Exercise requirements: Every line below that mentions the word "Ruptures" should be copied out.

++++++++++++++++++++

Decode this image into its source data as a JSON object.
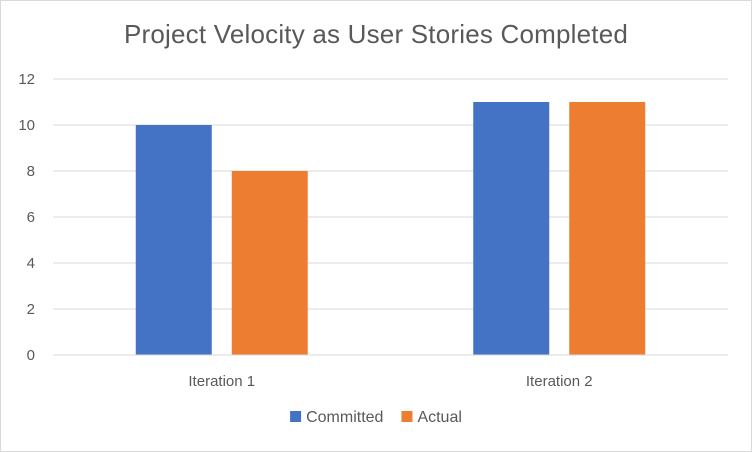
{
  "chart_data": {
    "type": "bar",
    "title": "Project Velocity as User Stories Completed",
    "categories": [
      "Iteration 1",
      "Iteration 2"
    ],
    "series": [
      {
        "name": "Committed",
        "color": "#4472c4",
        "values": [
          10,
          11
        ]
      },
      {
        "name": "Actual",
        "color": "#ed7d31",
        "values": [
          8,
          11
        ]
      }
    ],
    "yticks": [
      "0",
      "2",
      "4",
      "6",
      "8",
      "10",
      "12"
    ],
    "ylim": [
      0,
      12
    ],
    "grid": true,
    "legend_position": "bottom",
    "xlabel": "",
    "ylabel": ""
  }
}
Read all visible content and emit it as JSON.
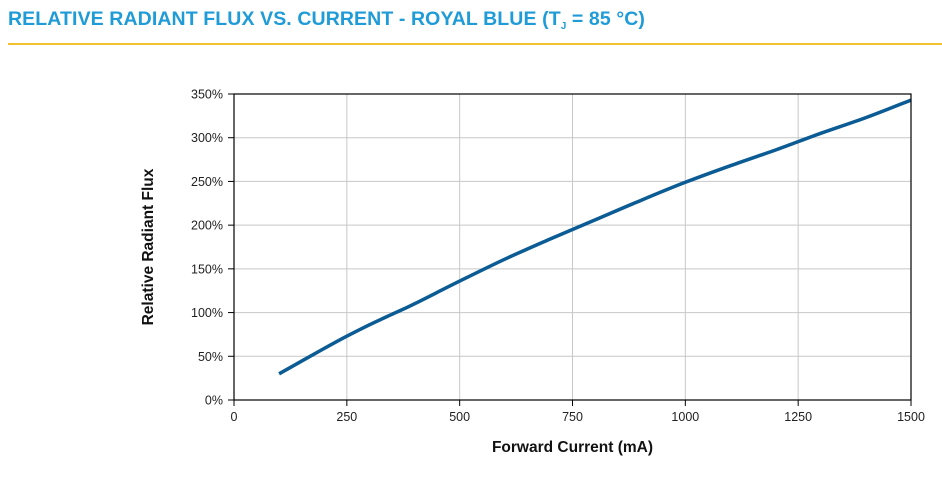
{
  "header": {
    "title_prefix": "RELATIVE RADIANT FLUX VS. CURRENT - ROYAL BLUE (T",
    "title_sub": "J",
    "title_suffix": " = 85 °C)",
    "title_color": "#1f9bd7",
    "rule_color": "#f2c12e"
  },
  "chart_data": {
    "type": "line",
    "title": "",
    "xlabel": "Forward Current (mA)",
    "ylabel": "Relative Radiant Flux",
    "xlim": [
      0,
      1500
    ],
    "ylim": [
      0,
      350
    ],
    "x_ticks": [
      0,
      250,
      500,
      750,
      1000,
      1250,
      1500
    ],
    "x_tick_labels": [
      "0",
      "250",
      "500",
      "750",
      "1000",
      "1250",
      "1500"
    ],
    "y_ticks": [
      0,
      50,
      100,
      150,
      200,
      250,
      300,
      350
    ],
    "y_tick_labels": [
      "0%",
      "50%",
      "100%",
      "150%",
      "200%",
      "250%",
      "300%",
      "350%"
    ],
    "grid": true,
    "series": [
      {
        "color": "#0b5b94",
        "x": [
          100,
          200,
          250,
          300,
          350,
          400,
          500,
          600,
          700,
          800,
          900,
          1000,
          1100,
          1200,
          1300,
          1400,
          1500
        ],
        "y": [
          30,
          59,
          73,
          86,
          98,
          110,
          136,
          161,
          184,
          206,
          228,
          249,
          268,
          286,
          305,
          323,
          343
        ]
      }
    ]
  }
}
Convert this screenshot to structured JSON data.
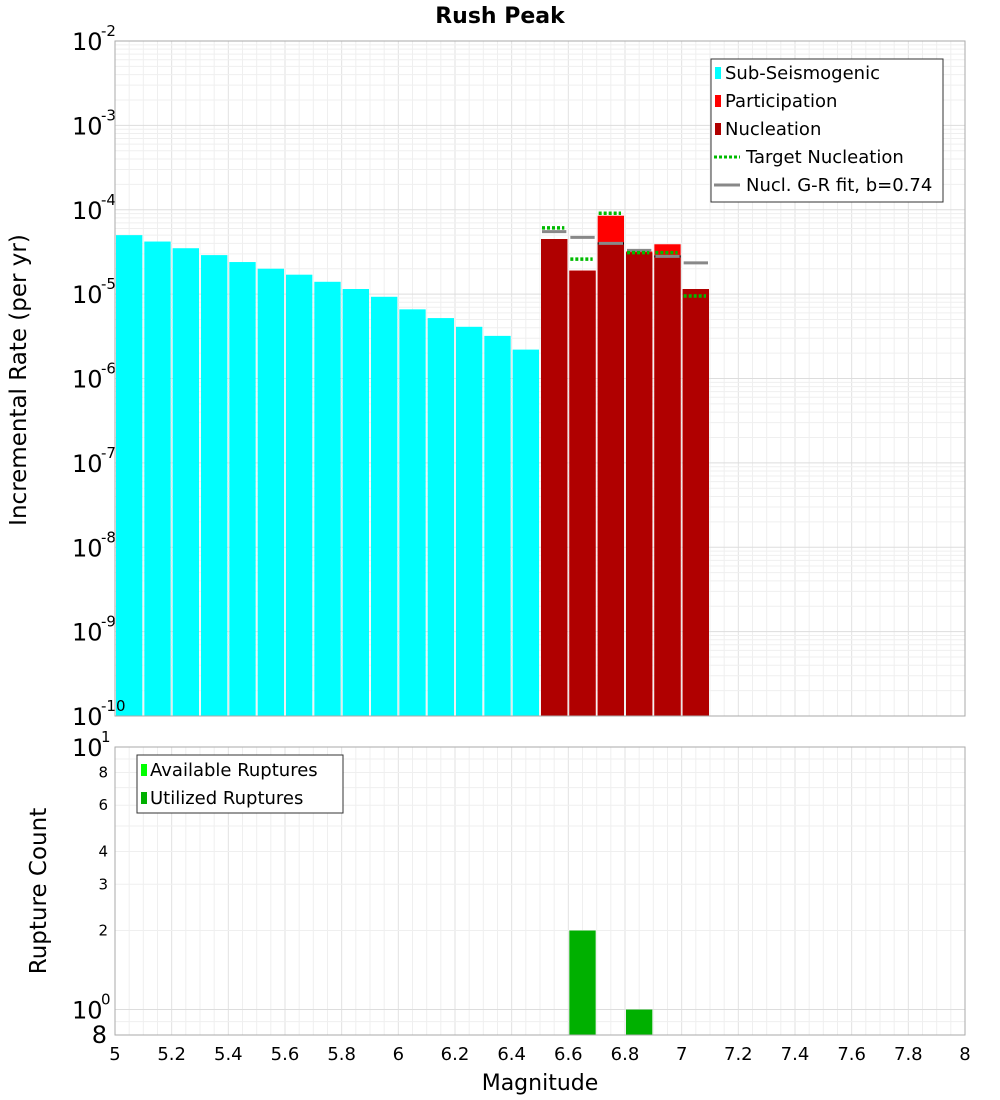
{
  "chart_data": [
    {
      "type": "bar",
      "title": "Rush Peak",
      "xlabel": "",
      "ylabel": "Incremental Rate (per yr)",
      "xlim": [
        5,
        8
      ],
      "ylim": [
        1e-10,
        0.01
      ],
      "yscale": "log",
      "grid": true,
      "legend_position": "top-right",
      "y_ticks": [
        {
          "base": "10",
          "exp": "-10",
          "value": 1e-10
        },
        {
          "base": "10",
          "exp": "-9",
          "value": 1e-09
        },
        {
          "base": "10",
          "exp": "-8",
          "value": 1e-08
        },
        {
          "base": "10",
          "exp": "-7",
          "value": 1e-07
        },
        {
          "base": "10",
          "exp": "-6",
          "value": 1e-06
        },
        {
          "base": "10",
          "exp": "-5",
          "value": 1e-05
        },
        {
          "base": "10",
          "exp": "-4",
          "value": 0.0001
        },
        {
          "base": "10",
          "exp": "-3",
          "value": 0.001
        },
        {
          "base": "10",
          "exp": "-2",
          "value": 0.01
        }
      ],
      "legend": [
        {
          "label": "Sub-Seismogenic",
          "color": "#00ffff",
          "style": "box"
        },
        {
          "label": "Participation",
          "color": "#ff0000",
          "style": "box"
        },
        {
          "label": "Nucleation",
          "color": "#b00000",
          "style": "box"
        },
        {
          "label": "Target Nucleation",
          "color": "#00bb00",
          "style": "dotted"
        },
        {
          "label": "Nucl. G-R fit, b=0.74",
          "color": "#888888",
          "style": "line"
        }
      ],
      "bin_width": 0.1,
      "series": [
        {
          "name": "Sub-Seismogenic",
          "color": "#00ffff",
          "x": [
            5.05,
            5.15,
            5.25,
            5.35,
            5.45,
            5.55,
            5.65,
            5.75,
            5.85,
            5.95,
            6.05,
            6.15,
            6.25,
            6.35,
            6.45
          ],
          "values": [
            5e-05,
            4.2e-05,
            3.5e-05,
            2.9e-05,
            2.4e-05,
            2e-05,
            1.7e-05,
            1.4e-05,
            1.15e-05,
            9.3e-06,
            6.6e-06,
            5.2e-06,
            4.1e-06,
            3.2e-06,
            2.2e-06
          ]
        },
        {
          "name": "Participation",
          "color": "#ff0000",
          "x": [
            6.55,
            6.65,
            6.75,
            6.85,
            6.95,
            7.05
          ],
          "values": [
            4.5e-05,
            1.9e-05,
            8.5e-05,
            3.2e-05,
            3.9e-05,
            1.15e-05
          ]
        },
        {
          "name": "Nucleation",
          "color": "#b00000",
          "x": [
            6.55,
            6.65,
            6.75,
            6.85,
            6.95,
            7.05
          ],
          "values": [
            4.5e-05,
            1.9e-05,
            4e-05,
            3.1e-05,
            2.8e-05,
            1.15e-05
          ]
        },
        {
          "name": "Target Nucleation",
          "color": "#00bb00",
          "x": [
            6.55,
            6.65,
            6.75,
            6.85,
            6.95,
            7.05
          ],
          "values": [
            6.1e-05,
            2.6e-05,
            9.1e-05,
            3.1e-05,
            3.1e-05,
            9.5e-06
          ]
        },
        {
          "name": "Nucl. G-R fit, b=0.74",
          "color": "#888888",
          "x": [
            6.55,
            6.65,
            6.75,
            6.85,
            6.95,
            7.05
          ],
          "values": [
            5.5e-05,
            4.7e-05,
            4e-05,
            3.3e-05,
            2.8e-05,
            2.35e-05
          ]
        }
      ]
    },
    {
      "type": "bar",
      "title": "",
      "xlabel": "Magnitude",
      "ylabel": "Rupture Count",
      "xlim": [
        5,
        8
      ],
      "ylim": [
        0.8,
        10
      ],
      "yscale": "log",
      "grid": true,
      "legend_position": "top-left",
      "x_ticks": [
        "5",
        "5.2",
        "5.4",
        "5.6",
        "5.8",
        "6",
        "6.2",
        "6.4",
        "6.6",
        "6.8",
        "7",
        "7.2",
        "7.4",
        "7.6",
        "7.8",
        "8"
      ],
      "y_ticks": [
        {
          "base": "10",
          "exp": "1",
          "value": 10
        },
        {
          "base": "10",
          "exp": "0",
          "value": 1
        }
      ],
      "y_minor_ticks": [
        {
          "label": "8",
          "value": 8
        },
        {
          "label": "6",
          "value": 6
        },
        {
          "label": "4",
          "value": 4
        },
        {
          "label": "3",
          "value": 3
        },
        {
          "label": "2",
          "value": 2
        },
        {
          "label": "8",
          "value": 0.8
        }
      ],
      "legend": [
        {
          "label": "Available Ruptures",
          "color": "#00ff00",
          "style": "box"
        },
        {
          "label": "Utilized Ruptures",
          "color": "#00b000",
          "style": "box"
        }
      ],
      "bin_width": 0.1,
      "series": [
        {
          "name": "Utilized Ruptures",
          "color": "#00b000",
          "x": [
            6.65,
            6.85
          ],
          "values": [
            2,
            1
          ]
        }
      ]
    }
  ]
}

++++++++++++++++++++

Correct result:
          "label": "Available Ruptures",
          "label": "Utilized Ruptures",
          "name": "Utilized Ruptures",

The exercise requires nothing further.